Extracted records
+++
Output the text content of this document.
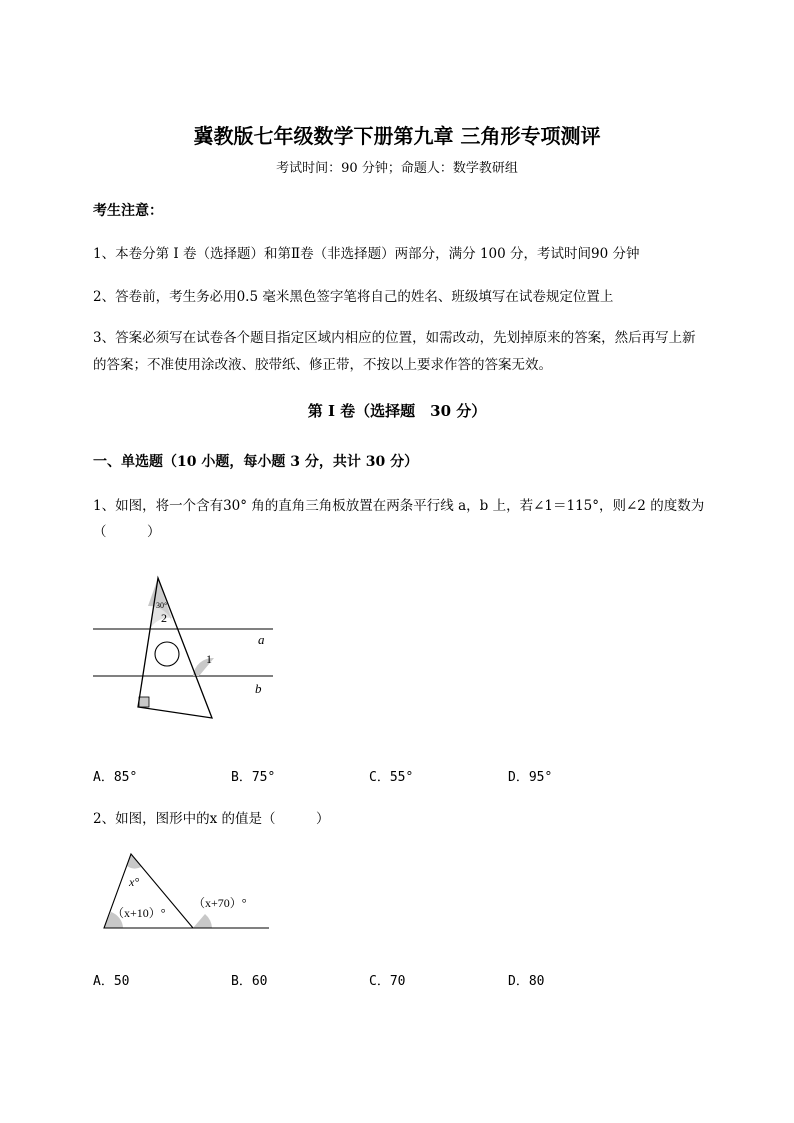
冀教版七年级数学下册第九章 三角形专项测评
考试时间：90 分钟；命题人：数学教研组
考生注意：
1、本卷分第 I 卷（选择题）和第Ⅱ卷（非选择题）两部分，满分 100 分，考试时间90 分钟
2、答卷前，考生务必用0.5 毫米黑色签字笔将自己的姓名、班级填写在试卷规定位置上
3、答案必须写在试卷各个题目指定区域内相应的位置，如需改动，先划掉原来的答案，然后再写上新
的答案；不准使用涂改液、胶带纸、修正带，不按以上要求作答的答案无效。
第 I 卷（选择题　30 分）
一、单选题（10 小题，每小题 3 分，共计 30 分）
1、如图，将一个含有30° 角的直角三角板放置在两条平行线 a，b 上，若∠1＝115°，则∠2 的度数为
（　　　）
30°
2
1
a
b
A．85°	B．75°	C．55°	D．95°
2、如图，图形中的x 的值是（　　　）
x°
（x+10）°
（x+70）°
A．50	B．60	C．70	D．80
+++
Required work: Go through the entries above and output them exactly, without pictures.

Answer to this problem:
Output the text content of this document.
冀教版七年级数学下册第九章 三角形专项测评
考试时间：90 分钟；命题人：数学教研组
考生注意：
1、本卷分第 I 卷（选择题）和第Ⅱ卷（非选择题）两部分，满分 100 分，考试时间90 分钟
2、答卷前，考生务必用0.5 毫米黑色签字笔将自己的姓名、班级填写在试卷规定位置上
3、答案必须写在试卷各个题目指定区域内相应的位置，如需改动，先划掉原来的答案，然后再写上新
的答案；不准使用涂改液、胶带纸、修正带，不按以上要求作答的答案无效。
第 I 卷（选择题　30 分）
一、单选题（10 小题，每小题 3 分，共计 30 分）
1、如图，将一个含有30° 角的直角三角板放置在两条平行线 a，b 上，若∠1＝115°，则∠2 的度数为
（　　　）
30°
2
1
a
b
A．85°	B．75°	C．55°	D．95°
2、如图，图形中的x 的值是（　　　）
x°
（x+10）°
（x+70）°
A．50	B．60	C．70	D．80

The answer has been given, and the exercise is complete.